### WHAT THE TASK ASKS
Output the full material exactly as it appears here.

### ROWS
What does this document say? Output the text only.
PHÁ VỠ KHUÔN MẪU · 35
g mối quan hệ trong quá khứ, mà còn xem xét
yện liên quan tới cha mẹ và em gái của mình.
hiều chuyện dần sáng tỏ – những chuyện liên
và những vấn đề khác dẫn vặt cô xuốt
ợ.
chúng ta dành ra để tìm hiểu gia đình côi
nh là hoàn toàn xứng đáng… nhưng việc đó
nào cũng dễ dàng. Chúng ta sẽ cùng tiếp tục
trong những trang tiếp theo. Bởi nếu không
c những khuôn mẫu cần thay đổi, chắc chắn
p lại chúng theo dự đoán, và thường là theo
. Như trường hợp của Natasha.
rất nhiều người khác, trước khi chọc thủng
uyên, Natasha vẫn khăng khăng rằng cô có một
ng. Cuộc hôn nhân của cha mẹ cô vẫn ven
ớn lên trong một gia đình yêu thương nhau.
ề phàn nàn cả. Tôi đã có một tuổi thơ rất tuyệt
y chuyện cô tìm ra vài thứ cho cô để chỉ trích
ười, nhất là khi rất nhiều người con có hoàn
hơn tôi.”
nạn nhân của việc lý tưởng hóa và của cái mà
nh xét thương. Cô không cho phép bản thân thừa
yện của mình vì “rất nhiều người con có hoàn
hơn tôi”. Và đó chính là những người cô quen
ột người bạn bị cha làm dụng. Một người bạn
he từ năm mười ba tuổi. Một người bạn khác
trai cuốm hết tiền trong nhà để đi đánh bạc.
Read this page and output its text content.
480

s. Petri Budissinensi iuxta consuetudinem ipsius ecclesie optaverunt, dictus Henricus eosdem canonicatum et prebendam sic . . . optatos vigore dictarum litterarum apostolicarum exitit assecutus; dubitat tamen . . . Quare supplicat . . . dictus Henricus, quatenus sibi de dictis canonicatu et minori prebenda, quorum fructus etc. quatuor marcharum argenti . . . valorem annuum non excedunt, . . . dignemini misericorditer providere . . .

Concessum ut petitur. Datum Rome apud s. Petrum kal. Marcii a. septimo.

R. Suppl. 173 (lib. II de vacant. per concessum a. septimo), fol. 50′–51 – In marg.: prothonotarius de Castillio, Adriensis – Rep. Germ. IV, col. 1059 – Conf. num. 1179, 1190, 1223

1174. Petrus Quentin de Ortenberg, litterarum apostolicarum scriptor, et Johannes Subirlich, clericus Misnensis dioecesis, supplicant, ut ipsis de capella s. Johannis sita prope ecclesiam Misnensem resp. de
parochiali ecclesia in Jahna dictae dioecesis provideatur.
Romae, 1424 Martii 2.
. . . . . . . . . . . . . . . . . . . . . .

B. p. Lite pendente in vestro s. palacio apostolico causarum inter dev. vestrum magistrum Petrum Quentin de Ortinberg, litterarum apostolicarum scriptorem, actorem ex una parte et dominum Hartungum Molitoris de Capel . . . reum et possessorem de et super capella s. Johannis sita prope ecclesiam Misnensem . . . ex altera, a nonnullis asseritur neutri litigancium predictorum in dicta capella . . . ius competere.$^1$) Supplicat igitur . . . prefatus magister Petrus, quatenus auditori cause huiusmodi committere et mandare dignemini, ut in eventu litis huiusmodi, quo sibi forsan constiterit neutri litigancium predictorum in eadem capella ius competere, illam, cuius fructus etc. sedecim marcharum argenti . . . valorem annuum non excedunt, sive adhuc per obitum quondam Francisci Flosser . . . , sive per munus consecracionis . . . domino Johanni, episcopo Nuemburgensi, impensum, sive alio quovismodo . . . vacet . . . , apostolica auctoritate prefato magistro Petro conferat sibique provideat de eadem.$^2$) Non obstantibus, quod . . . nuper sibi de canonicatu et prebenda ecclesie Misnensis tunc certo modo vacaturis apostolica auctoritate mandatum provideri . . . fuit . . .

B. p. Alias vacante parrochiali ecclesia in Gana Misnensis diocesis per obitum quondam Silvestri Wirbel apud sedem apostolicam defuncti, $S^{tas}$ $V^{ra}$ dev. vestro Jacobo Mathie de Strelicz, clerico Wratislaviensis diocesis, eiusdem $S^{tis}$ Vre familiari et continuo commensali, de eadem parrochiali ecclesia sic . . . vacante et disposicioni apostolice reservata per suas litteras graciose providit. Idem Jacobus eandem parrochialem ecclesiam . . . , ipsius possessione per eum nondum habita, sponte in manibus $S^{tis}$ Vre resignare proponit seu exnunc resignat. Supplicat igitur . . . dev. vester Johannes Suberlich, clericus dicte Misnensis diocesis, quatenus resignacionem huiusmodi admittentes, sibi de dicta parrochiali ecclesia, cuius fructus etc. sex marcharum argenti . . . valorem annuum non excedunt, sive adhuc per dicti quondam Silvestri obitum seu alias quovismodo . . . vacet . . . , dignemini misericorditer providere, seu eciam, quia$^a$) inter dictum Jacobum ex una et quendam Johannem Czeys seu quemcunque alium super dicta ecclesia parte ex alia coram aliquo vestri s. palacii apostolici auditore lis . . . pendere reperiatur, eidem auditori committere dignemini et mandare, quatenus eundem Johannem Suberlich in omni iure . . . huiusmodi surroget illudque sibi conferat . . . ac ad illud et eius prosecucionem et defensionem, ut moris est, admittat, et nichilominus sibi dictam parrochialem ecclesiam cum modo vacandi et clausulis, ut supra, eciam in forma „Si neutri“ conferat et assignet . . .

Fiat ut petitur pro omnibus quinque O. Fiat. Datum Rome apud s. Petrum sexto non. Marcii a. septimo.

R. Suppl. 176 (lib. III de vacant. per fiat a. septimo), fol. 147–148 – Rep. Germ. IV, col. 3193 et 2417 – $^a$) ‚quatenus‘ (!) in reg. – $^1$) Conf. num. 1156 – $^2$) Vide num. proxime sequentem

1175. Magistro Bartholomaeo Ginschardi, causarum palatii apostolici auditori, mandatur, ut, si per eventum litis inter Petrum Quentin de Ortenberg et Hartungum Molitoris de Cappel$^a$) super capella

### CORRECT OUTPUT
What does this document say? Output the text only.
PHÁ VỠ KHUÔN MẪU · 35
g mối quan hệ trong quá khứ, mà còn xem xét
yện liên quan tới cha mẹ và em gái của mình.
hiều chuyện dần sáng tỏ – những chuyện liên
và những vấn đề khác dẫn vặt cô xuốt
ợ.
chúng ta dành ra để tìm hiểu gia đình côi
nh là hoàn toàn xứng đáng… nhưng việc đó
nào cũng dễ dàng. Chúng ta sẽ cùng tiếp tục
trong những trang tiếp theo. Bởi nếu không
c những khuôn mẫu cần thay đổi, chắc chắn
p lại chúng theo dự đoán, và thường là theo
. Như trường hợp của Natasha.
rất nhiều người khác, trước khi chọc thủng
uyên, Natasha vẫn khăng khăng rằng cô có một
ng. Cuộc hôn nhân của cha mẹ cô vẫn ven
ớn lên trong một gia đình yêu thương nhau.
ề phàn nàn cả. Tôi đã có một tuổi thơ rất tuyệt
y chuyện cô tìm ra vài thứ cho cô để chỉ trích
ười, nhất là khi rất nhiều người con có hoàn
hơn tôi.”
nạn nhân của việc lý tưởng hóa và của cái mà
nh xét thương. Cô không cho phép bản thân thừa
yện của mình vì “rất nhiều người con có hoàn
hơn tôi”. Và đó chính là những người cô quen
ột người bạn bị cha làm dụng. Một người bạn
he từ năm mười ba tuổi. Một người bạn khác
trai cuốm hết tiền trong nhà để đi đánh bạc.
Read this page and output its text content.
480

s. Petri Budissinensi iuxta consuetudinem ipsius ecclesie optaverunt, dictus Henricus eosdem canonicatum et prebendam sic . . . optatos vigore dictarum litterarum apostolicarum exitit assecutus; dubitat tamen . . . Quare supplicat . . . dictus Henricus, quatenus sibi de dictis canonicatu et minori prebenda, quorum fructus etc. quatuor marcharum argenti . . . valorem annuum non excedunt, . . . dignemini misericorditer providere . . .

Concessum ut petitur. Datum Rome apud s. Petrum kal. Marcii a. septimo.

R. Suppl. 173 (lib. II de vacant. per concessum a. septimo), fol. 50′–51 – In marg.: prothonotarius de Castillio, Adriensis – Rep. Germ. IV, col. 1059 – Conf. num. 1179, 1190, 1223

1174. Petrus Quentin de Ortenberg, litterarum apostolicarum scriptor, et Johannes Subirlich, clericus Misnensis dioecesis, supplicant, ut ipsis de capella s. Johannis sita prope ecclesiam Misnensem resp. de
parochiali ecclesia in Jahna dictae dioecesis provideatur.
Romae, 1424 Martii 2.
. . . . . . . . . . . . . . . . . . . . . .

B. p. Lite pendente in vestro s. palacio apostolico causarum inter dev. vestrum magistrum Petrum Quentin de Ortinberg, litterarum apostolicarum scriptorem, actorem ex una parte et dominum Hartungum Molitoris de Capel . . . reum et possessorem de et super capella s. Johannis sita prope ecclesiam Misnensem . . . ex altera, a nonnullis asseritur neutri litigancium predictorum in dicta capella . . . ius competere.$^1$) Supplicat igitur . . . prefatus magister Petrus, quatenus auditori cause huiusmodi committere et mandare dignemini, ut in eventu litis huiusmodi, quo sibi forsan constiterit neutri litigancium predictorum in eadem capella ius competere, illam, cuius fructus etc. sedecim marcharum argenti . . . valorem annuum non excedunt, sive adhuc per obitum quondam Francisci Flosser . . . , sive per munus consecracionis . . . domino Johanni, episcopo Nuemburgensi, impensum, sive alio quovismodo . . . vacet . . . , apostolica auctoritate prefato magistro Petro conferat sibique provideat de eadem.$^2$) Non obstantibus, quod . . . nuper sibi de canonicatu et prebenda ecclesie Misnensis tunc certo modo vacaturis apostolica auctoritate mandatum provideri . . . fuit . . .

B. p. Alias vacante parrochiali ecclesia in Gana Misnensis diocesis per obitum quondam Silvestri Wirbel apud sedem apostolicam defuncti, $S^{tas}$ $V^{ra}$ dev. vestro Jacobo Mathie de Strelicz, clerico Wratislaviensis diocesis, eiusdem $S^{tis}$ Vre familiari et continuo commensali, de eadem parrochiali ecclesia sic . . . vacante et disposicioni apostolice reservata per suas litteras graciose providit. Idem Jacobus eandem parrochialem ecclesiam . . . , ipsius possessione per eum nondum habita, sponte in manibus $S^{tis}$ Vre resignare proponit seu exnunc resignat. Supplicat igitur . . . dev. vester Johannes Suberlich, clericus dicte Misnensis diocesis, quatenus resignacionem huiusmodi admittentes, sibi de dicta parrochiali ecclesia, cuius fructus etc. sex marcharum argenti . . . valorem annuum non excedunt, sive adhuc per dicti quondam Silvestri obitum seu alias quovismodo . . . vacet . . . , dignemini misericorditer providere, seu eciam, quia$^a$) inter dictum Jacobum ex una et quendam Johannem Czeys seu quemcunque alium super dicta ecclesia parte ex alia coram aliquo vestri s. palacii apostolici auditore lis . . . pendere reperiatur, eidem auditori committere dignemini et mandare, quatenus eundem Johannem Suberlich in omni iure . . . huiusmodi surroget illudque sibi conferat . . . ac ad illud et eius prosecucionem et defensionem, ut moris est, admittat, et nichilominus sibi dictam parrochialem ecclesiam cum modo vacandi et clausulis, ut supra, eciam in forma „Si neutri“ conferat et assignet . . .

Fiat ut petitur pro omnibus quinque O. Fiat. Datum Rome apud s. Petrum sexto non. Marcii a. septimo.

R. Suppl. 176 (lib. III de vacant. per fiat a. septimo), fol. 147–148 – Rep. Germ. IV, col. 3193 et 2417 – $^a$) ‚quatenus‘ (!) in reg. – $^1$) Conf. num. 1156 – $^2$) Vide num. proxime sequentem

1175. Magistro Bartholomaeo Ginschardi, causarum palatii apostolici auditori, mandatur, ut, si per eventum litis inter Petrum Quentin de Ortenberg et Hartungum Molitoris de Cappel$^a$) super capella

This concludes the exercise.